■ **AIM**:
Copy the lines verbatim, beginning with the first line and stopping after the line that contains "Text: THRESHOLD: THRESHOLD [191,313,294,328]".

■ **DATA TO PROCESS**:
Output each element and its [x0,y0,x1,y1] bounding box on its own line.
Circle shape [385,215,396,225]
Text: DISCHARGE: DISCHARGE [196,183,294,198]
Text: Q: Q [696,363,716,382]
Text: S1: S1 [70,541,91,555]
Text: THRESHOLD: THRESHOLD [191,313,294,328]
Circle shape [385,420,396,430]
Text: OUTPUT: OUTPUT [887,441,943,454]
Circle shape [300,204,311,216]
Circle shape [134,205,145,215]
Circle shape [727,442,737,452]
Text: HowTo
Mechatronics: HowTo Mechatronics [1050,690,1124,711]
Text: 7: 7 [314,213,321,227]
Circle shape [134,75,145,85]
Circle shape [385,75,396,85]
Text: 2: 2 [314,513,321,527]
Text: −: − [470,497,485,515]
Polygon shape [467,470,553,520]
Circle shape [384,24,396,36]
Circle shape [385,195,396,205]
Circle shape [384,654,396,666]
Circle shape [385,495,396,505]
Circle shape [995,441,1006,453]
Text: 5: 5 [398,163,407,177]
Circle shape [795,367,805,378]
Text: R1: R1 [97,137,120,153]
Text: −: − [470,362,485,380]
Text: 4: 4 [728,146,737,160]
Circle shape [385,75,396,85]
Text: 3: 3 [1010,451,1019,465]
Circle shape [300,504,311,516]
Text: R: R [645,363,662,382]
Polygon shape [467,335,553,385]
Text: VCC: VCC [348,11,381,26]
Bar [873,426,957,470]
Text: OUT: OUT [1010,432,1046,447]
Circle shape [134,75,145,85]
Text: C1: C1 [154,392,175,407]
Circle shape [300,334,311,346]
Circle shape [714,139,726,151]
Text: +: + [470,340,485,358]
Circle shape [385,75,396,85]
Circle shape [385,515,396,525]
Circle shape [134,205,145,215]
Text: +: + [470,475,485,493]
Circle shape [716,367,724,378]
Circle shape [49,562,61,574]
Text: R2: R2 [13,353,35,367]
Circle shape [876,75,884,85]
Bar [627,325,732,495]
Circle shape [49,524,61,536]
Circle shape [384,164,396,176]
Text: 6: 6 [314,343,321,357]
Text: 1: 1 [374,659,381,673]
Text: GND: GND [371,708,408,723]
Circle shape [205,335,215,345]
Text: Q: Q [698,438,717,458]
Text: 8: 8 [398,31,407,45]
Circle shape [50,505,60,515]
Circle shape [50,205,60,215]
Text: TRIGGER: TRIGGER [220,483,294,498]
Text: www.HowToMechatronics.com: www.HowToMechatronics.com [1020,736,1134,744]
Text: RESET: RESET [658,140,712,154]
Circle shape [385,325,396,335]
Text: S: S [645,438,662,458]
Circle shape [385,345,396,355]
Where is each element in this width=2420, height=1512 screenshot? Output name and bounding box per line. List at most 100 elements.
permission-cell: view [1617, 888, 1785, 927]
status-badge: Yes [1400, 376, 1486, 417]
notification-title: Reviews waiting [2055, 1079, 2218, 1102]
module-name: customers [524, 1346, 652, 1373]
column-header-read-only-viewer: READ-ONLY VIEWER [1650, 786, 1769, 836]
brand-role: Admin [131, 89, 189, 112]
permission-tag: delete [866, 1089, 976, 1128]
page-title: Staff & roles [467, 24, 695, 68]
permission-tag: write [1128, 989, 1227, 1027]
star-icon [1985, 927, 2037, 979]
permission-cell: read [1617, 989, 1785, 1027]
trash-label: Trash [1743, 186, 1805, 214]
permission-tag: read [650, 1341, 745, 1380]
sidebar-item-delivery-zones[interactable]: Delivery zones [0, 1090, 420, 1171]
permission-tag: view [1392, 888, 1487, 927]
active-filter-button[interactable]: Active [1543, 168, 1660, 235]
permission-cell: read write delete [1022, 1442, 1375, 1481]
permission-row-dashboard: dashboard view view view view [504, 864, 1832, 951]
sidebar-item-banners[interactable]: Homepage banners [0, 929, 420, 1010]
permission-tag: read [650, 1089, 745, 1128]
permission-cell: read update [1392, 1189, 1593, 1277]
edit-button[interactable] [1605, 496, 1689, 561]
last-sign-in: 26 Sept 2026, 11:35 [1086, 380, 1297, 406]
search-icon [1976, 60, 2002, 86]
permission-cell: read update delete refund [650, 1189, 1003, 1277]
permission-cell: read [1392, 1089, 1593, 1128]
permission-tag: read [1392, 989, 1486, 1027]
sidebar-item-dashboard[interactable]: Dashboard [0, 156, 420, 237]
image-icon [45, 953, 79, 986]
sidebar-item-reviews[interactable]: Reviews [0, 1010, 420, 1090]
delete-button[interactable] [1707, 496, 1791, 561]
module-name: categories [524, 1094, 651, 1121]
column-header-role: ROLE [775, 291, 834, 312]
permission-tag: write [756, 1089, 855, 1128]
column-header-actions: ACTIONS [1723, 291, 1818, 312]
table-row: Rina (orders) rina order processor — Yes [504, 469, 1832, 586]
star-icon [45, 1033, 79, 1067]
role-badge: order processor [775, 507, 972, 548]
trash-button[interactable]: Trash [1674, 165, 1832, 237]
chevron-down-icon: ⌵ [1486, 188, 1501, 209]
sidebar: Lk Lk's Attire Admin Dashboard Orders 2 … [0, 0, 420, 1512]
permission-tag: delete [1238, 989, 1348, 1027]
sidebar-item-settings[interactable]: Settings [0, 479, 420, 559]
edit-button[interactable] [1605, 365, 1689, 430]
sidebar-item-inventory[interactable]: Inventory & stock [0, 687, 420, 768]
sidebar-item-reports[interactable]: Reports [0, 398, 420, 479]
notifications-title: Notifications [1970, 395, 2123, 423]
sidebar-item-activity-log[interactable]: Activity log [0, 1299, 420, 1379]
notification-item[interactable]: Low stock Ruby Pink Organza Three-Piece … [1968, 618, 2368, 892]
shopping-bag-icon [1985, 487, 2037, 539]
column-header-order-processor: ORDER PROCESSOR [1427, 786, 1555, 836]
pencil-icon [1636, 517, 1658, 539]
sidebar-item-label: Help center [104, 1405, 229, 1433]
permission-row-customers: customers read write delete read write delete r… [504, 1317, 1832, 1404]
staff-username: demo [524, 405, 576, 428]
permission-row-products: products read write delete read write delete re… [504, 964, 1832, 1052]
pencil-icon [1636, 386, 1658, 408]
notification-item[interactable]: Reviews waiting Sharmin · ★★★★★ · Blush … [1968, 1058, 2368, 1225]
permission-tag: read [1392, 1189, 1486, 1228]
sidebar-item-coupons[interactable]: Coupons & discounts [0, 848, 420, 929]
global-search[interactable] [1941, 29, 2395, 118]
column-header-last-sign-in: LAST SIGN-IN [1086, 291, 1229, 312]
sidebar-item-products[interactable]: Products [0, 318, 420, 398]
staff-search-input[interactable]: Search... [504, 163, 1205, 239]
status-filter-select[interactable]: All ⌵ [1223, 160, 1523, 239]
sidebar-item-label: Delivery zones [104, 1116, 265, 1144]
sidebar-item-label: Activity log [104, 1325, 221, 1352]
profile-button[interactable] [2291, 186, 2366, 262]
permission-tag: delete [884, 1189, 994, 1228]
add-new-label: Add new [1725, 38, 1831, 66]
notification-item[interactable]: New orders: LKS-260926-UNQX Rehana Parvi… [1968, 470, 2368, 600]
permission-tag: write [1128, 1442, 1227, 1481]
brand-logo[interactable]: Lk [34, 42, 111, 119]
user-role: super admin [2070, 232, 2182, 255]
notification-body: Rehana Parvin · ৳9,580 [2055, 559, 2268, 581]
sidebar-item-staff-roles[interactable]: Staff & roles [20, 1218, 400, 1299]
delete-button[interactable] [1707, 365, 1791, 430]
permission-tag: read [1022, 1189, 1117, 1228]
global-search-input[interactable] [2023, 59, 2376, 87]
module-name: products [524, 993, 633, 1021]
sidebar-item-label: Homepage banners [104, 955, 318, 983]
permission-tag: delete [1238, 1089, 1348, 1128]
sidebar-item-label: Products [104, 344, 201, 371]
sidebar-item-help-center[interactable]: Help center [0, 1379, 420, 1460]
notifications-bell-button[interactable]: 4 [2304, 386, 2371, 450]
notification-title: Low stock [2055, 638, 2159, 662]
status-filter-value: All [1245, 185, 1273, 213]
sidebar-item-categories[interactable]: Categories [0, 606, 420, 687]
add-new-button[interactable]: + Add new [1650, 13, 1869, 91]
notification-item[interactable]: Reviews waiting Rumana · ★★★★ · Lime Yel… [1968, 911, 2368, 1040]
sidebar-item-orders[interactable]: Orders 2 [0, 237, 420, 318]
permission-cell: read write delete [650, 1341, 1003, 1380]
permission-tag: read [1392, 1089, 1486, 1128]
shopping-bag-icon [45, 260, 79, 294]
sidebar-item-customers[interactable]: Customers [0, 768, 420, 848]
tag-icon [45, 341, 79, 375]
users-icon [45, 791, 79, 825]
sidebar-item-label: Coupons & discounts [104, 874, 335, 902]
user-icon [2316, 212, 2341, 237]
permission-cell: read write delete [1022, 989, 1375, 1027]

■ **CORRECT ANSWER**:
Output each element and its [x0,y0,x1,y1] bounding box on its own line.
Circle shape [385,215,396,225]
Text: DISCHARGE: DISCHARGE [196,183,294,198]
Text: Q: Q [696,363,716,382]
Text: S1: S1 [70,541,91,555]
Text: THRESHOLD: THRESHOLD [191,313,294,328]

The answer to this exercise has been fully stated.